Report only how many lines of the entries below contain the string "values".

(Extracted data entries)
------------------------------------

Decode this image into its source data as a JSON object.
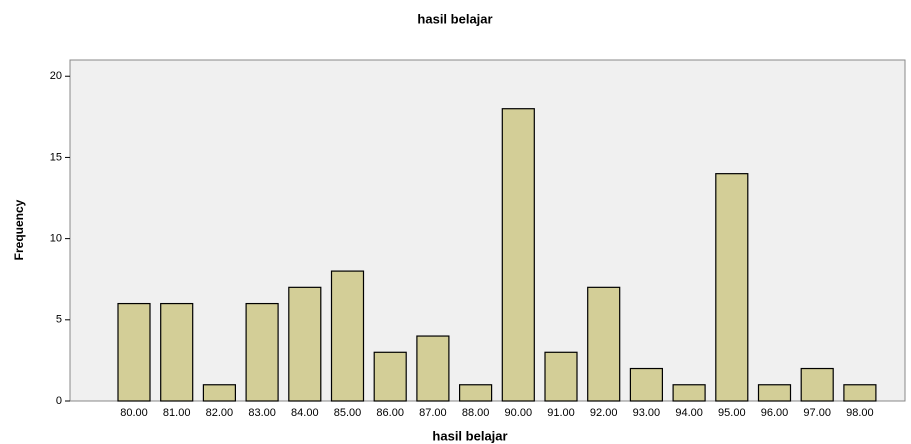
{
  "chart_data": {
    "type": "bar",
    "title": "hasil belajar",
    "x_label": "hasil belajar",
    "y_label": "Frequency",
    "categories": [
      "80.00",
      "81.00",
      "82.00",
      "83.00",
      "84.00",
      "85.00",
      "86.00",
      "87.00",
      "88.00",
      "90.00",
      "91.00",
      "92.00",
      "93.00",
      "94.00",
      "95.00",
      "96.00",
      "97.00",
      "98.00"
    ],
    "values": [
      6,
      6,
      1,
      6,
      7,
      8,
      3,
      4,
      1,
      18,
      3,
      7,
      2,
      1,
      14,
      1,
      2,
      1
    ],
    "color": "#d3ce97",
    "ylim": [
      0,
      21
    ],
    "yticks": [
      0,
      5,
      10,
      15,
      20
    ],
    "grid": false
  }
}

------------------------------------

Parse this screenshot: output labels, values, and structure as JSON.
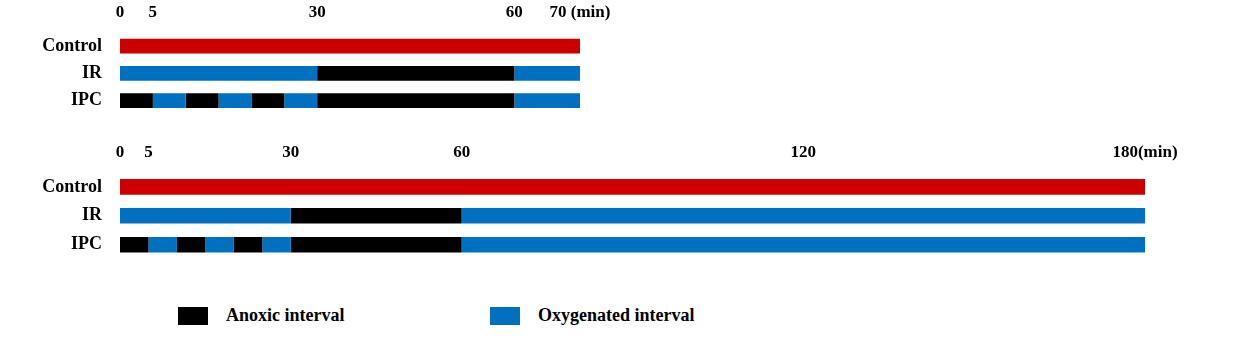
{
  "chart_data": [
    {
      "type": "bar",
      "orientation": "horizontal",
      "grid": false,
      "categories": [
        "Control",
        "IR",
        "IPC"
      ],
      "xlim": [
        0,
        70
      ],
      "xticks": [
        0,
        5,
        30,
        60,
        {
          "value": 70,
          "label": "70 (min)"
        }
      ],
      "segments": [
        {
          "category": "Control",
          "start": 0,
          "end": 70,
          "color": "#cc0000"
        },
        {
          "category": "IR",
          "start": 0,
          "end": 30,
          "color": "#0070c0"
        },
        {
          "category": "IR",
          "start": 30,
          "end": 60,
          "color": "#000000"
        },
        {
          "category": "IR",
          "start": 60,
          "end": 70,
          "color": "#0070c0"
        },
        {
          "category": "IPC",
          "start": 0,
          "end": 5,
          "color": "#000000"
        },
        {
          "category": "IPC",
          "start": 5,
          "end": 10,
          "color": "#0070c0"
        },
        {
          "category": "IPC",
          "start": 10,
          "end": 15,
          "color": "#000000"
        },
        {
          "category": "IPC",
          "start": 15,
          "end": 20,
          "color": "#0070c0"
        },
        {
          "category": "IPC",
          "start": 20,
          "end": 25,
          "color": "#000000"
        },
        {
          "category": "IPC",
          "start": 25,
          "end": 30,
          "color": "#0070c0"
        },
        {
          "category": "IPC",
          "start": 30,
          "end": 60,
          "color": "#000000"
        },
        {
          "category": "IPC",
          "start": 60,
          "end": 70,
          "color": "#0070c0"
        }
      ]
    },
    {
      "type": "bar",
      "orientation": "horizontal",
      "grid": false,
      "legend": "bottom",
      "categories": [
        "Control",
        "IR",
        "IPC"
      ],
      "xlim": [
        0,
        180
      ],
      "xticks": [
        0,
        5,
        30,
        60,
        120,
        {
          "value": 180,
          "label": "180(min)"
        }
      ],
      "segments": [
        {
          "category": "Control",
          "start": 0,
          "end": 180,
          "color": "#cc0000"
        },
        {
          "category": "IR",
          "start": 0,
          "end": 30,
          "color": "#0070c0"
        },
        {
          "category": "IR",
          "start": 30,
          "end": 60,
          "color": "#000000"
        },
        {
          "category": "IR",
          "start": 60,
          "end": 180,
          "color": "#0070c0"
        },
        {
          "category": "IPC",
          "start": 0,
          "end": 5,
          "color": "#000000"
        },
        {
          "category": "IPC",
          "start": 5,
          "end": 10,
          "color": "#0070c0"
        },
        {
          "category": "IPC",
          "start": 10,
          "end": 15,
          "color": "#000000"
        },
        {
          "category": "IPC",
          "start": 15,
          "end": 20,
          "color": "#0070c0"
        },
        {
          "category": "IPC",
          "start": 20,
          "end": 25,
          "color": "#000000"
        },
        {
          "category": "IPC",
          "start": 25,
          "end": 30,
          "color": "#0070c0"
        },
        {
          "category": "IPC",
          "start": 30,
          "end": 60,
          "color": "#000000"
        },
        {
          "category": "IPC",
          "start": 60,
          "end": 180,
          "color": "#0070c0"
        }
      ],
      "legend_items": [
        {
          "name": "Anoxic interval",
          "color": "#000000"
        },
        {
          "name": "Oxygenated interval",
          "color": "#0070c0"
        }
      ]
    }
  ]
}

------------------------------------

- EXERCISE RESPONSE
2